- _ARTICOLO_:
+ + + + + + +
Così gli domandiamo se questo auspicato inasprimento delle leggi sia davvero possibile. Rizzi non le manda a dire: “La politica se vuole può fare tutto. Tanti partiti hanno presentato proposte di legge, si può discutere su quale sia più efficace o meno, ma di sicuro sono tutte migliorative rispetto a quella applicata attualmente. A mio avviso non c’è proprio la volontà di intervenire. Probabilmente le motivazioni sono tante, tra cui quella attualissima del sovraffollamento delle carceri. Ma qualcosa va fatto. Prendiamo il triste caso del cane Aron, il pitbull bruciato vivo, e quindi ucciso, da un pregiudicato. La Procura ha archiviato tutto in quanto il tizio avrebbe problemi di natura psichica. Capisco perfettamente che chi soffre di tali patologie non possa essere chiuso in carcere ma neppure è immaginabile che continui ad andare a spasso, libero di poter ancora fare del male ad un animale indifeso o anche ad una donna, un bambino. Possibile non ci sia una struttura adeguata a trattarlo? Personalmente quando sono stato a Palermo l’ho incontrato in un parco giochi con mezza tanica di benzina. Fortunatamente sono intervenuti i Carabinieri ma ad oggi è a piede libero. Si tratta di una situazione preoccupante, queste persone diventano pericolose anche con i loro simili e le istituzioni sottovalutano il problema”.
+ + + + + + +
- _COSA FARE_:
1/ Nell'articolo, Rizzi dice che l'uomo lasciato libero potrebbe ancora fare del male a qualcuno. Elenca tutti quelli che nomina.
2/ Prosegui l'articolo sull'inasprimento delle leggi contro chi maltratta gli animali, partendo dopo l'ultima frase riportata.
+ + + + + + +
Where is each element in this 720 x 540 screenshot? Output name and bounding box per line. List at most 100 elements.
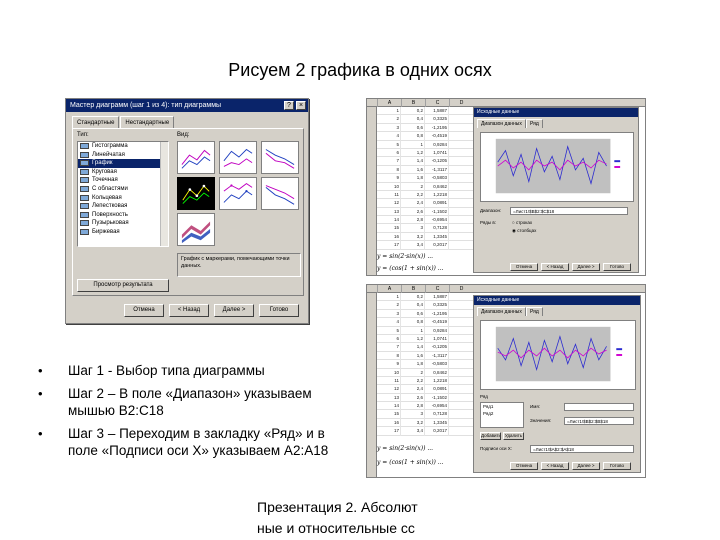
table-cell[interactable]: 2,2	[401, 376, 425, 386]
tab-data-range[interactable]: Диапазон данных	[477, 307, 526, 316]
table-cell[interactable]: 0,6	[401, 123, 425, 133]
chart-type-list[interactable]: Гистограмма Линейчатая График Круговая Точеч…	[77, 141, 169, 247]
table-cell[interactable]: 3	[377, 309, 401, 319]
chart-type-item[interactable]: Кольцевая	[78, 194, 168, 203]
subtype-line[interactable]	[177, 141, 215, 174]
table-cell[interactable]: 11	[377, 376, 401, 386]
cancel-button[interactable]: Отмена	[124, 304, 164, 317]
table-cell[interactable]: -1,3117	[425, 351, 449, 361]
table-cell[interactable]: 1	[377, 107, 401, 116]
table-cell[interactable]: 10	[377, 368, 401, 377]
table-cell[interactable]: 9	[377, 174, 401, 183]
table-cell[interactable]: 0,2017	[425, 427, 449, 436]
column-header[interactable]: A	[377, 99, 401, 107]
table-cell[interactable]: -0,4519	[425, 132, 449, 141]
table-cell[interactable]: 2,4	[401, 385, 425, 394]
table-cell[interactable]: 15	[377, 224, 401, 233]
x-labels-input[interactable]: =Лист1!$A$2:$A$18	[530, 445, 634, 453]
series-list[interactable]: Ряд1 Ряд2	[480, 402, 524, 428]
values-input[interactable]: =Лист1!$B$2:$B$18	[564, 417, 634, 425]
table-cell[interactable]: 3,2	[401, 418, 425, 428]
table-cell[interactable]: 4	[377, 132, 401, 141]
chart-type-item[interactable]: Гистограмма	[78, 142, 168, 151]
table-cell[interactable]: 2,8	[401, 402, 425, 411]
table-cell[interactable]: -0,5803	[425, 174, 449, 183]
table-cell[interactable]: 0,9284	[425, 326, 449, 335]
table-cell[interactable]: 3	[401, 410, 425, 419]
table-cell[interactable]: 13	[377, 207, 401, 217]
table-cell[interactable]: 12	[377, 385, 401, 394]
subtype-stacked-markers[interactable]	[219, 177, 257, 210]
table-cell[interactable]: 9	[377, 360, 401, 369]
table-cell[interactable]: 0,8462	[425, 368, 449, 377]
table-cell[interactable]: 10	[377, 182, 401, 191]
finish-button[interactable]: Готово	[603, 263, 631, 271]
table-cell[interactable]: 0,8	[401, 318, 425, 327]
table-cell[interactable]: 17	[377, 427, 401, 436]
table-cell[interactable]: 0,4	[401, 115, 425, 124]
table-cell[interactable]: 8	[377, 165, 401, 175]
table-cell[interactable]: -1,1502	[425, 207, 449, 217]
table-cell[interactable]: 1,6	[401, 165, 425, 175]
chart-type-item[interactable]: Круговая	[78, 168, 168, 177]
help-button[interactable]: ?	[284, 101, 294, 110]
table-cell[interactable]: -0,6954	[425, 216, 449, 225]
table-cell[interactable]: 16	[377, 232, 401, 242]
table-cell[interactable]: 2,8	[401, 216, 425, 225]
subtype-100-line[interactable]	[261, 141, 299, 174]
table-cell[interactable]: -1,3117	[425, 165, 449, 175]
chart-type-item[interactable]: Пузырьковая	[78, 219, 168, 228]
table-cell[interactable]: 5	[377, 140, 401, 149]
remove-series-button[interactable]: Удалить	[503, 432, 524, 440]
chart-type-item[interactable]: Линейчатая	[78, 151, 168, 160]
table-cell[interactable]: 2,4	[401, 199, 425, 208]
table-cell[interactable]: 7	[377, 343, 401, 352]
tab-series[interactable]: Ряд	[526, 119, 543, 128]
table-cell[interactable]: 1	[401, 326, 425, 335]
table-cell[interactable]: 0,2	[401, 293, 425, 302]
table-cell[interactable]: 2	[377, 115, 401, 124]
name-input[interactable]	[564, 403, 634, 411]
chart-type-item[interactable]: Точечная	[78, 176, 168, 185]
table-cell[interactable]: 8	[377, 351, 401, 361]
finish-button[interactable]: Готово	[259, 304, 299, 317]
preview-result-button[interactable]: Просмотр результата	[77, 279, 169, 292]
table-cell[interactable]: 0,7128	[425, 224, 449, 233]
sheet-cells[interactable]: 1 0,2 1,5887 2 0,4 0,3325 3 0,6 -1,2195 4 0,8 -0,45…	[377, 293, 473, 436]
table-cell[interactable]: 1,2	[401, 148, 425, 158]
table-cell[interactable]: 6	[377, 334, 401, 344]
chart-type-item[interactable]: Биржевая	[78, 228, 168, 237]
table-cell[interactable]: 15	[377, 410, 401, 419]
table-cell[interactable]: 14	[377, 216, 401, 225]
cancel-button[interactable]: Отмена	[510, 462, 538, 470]
table-cell[interactable]: 0,8	[401, 132, 425, 141]
chart-type-item[interactable]: Поверхность	[78, 211, 168, 220]
table-cell[interactable]: 1,5887	[425, 293, 449, 302]
chart-type-item[interactable]: С областями	[78, 185, 168, 194]
table-cell[interactable]: -0,5803	[425, 360, 449, 369]
table-cell[interactable]: 16	[377, 418, 401, 428]
table-cell[interactable]: 0,7128	[425, 410, 449, 419]
table-cell[interactable]: 1,0741	[425, 334, 449, 344]
table-cell[interactable]: 13	[377, 393, 401, 403]
table-cell[interactable]: 0,0891	[425, 199, 449, 208]
column-header[interactable]: C	[425, 285, 449, 293]
table-cell[interactable]: 2,2	[401, 190, 425, 200]
table-cell[interactable]: 1,8	[401, 360, 425, 369]
table-cell[interactable]: -0,4519	[425, 318, 449, 327]
table-cell[interactable]: 0,9284	[425, 140, 449, 149]
table-cell[interactable]: 1	[377, 293, 401, 302]
table-cell[interactable]: 0,8462	[425, 182, 449, 191]
table-cell[interactable]: 1,3345	[425, 418, 449, 428]
table-cell[interactable]: 3,2	[401, 232, 425, 242]
sheet-cells[interactable]: 1 0,2 1,5887 2 0,4 0,3325 3 0,6 -1,2195 4 0,8 -0,45…	[377, 107, 473, 250]
cancel-button[interactable]: Отмена	[510, 263, 538, 271]
column-header[interactable]: C	[425, 99, 449, 107]
series-item[interactable]: Ряд2	[483, 410, 523, 417]
table-cell[interactable]: 7	[377, 157, 401, 166]
table-cell[interactable]: 1,3345	[425, 232, 449, 242]
chart-type-item[interactable]: Лепестковая	[78, 202, 168, 211]
next-button[interactable]: Далее >	[214, 304, 254, 317]
scrollbar[interactable]	[160, 142, 168, 246]
table-cell[interactable]: 2	[377, 301, 401, 310]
+ + + + + + +
- _RISPOSTE IN ORDINE_:
1/ Un animale indifeso, una donna, un bambino.

2/
Gli chiediamo allora se nelle indagini funzioni allo stesso modo, ponendo l’esempio del gatto Leone: mesi e mesi dopo non c’è verso di sapere chi abbia scuoiato vivo e lasciato in preda ad un dolore terrificante, a sofferenze neppure lontanamente ponderabili, il gattino di Angri, poi tristemente deceduto in seguito ad un episodio troppo raccapricciante per un esserino così piccolo: “Idem, anche nelle indagini. Le varie Procure d’Italia – come ho appurato in oltre 10 anni di attività – nel 60% dei casi archiviano le denunce – afferma deciso l’attivista -. In quelle poche vicende dove si va a giudizio, i processi durano anni, ci sono rinvii continui, prescrizioni e gli autori delle nefandezze la fanno ancora franca! Spesso, poi, anche esporsi in prima persona è complicato per un cittadino. Chi denuncia rischia di sovente si essere a sua volta oggetto di querela, spende i propri soldi per spostarsi, per affrontare spese legali, subisce le lungaggini burocratiche per formalizzare la stessa denuncia ecc…senza contare che, neppure troppo di rado, va incontro a minacce e vessazioni”.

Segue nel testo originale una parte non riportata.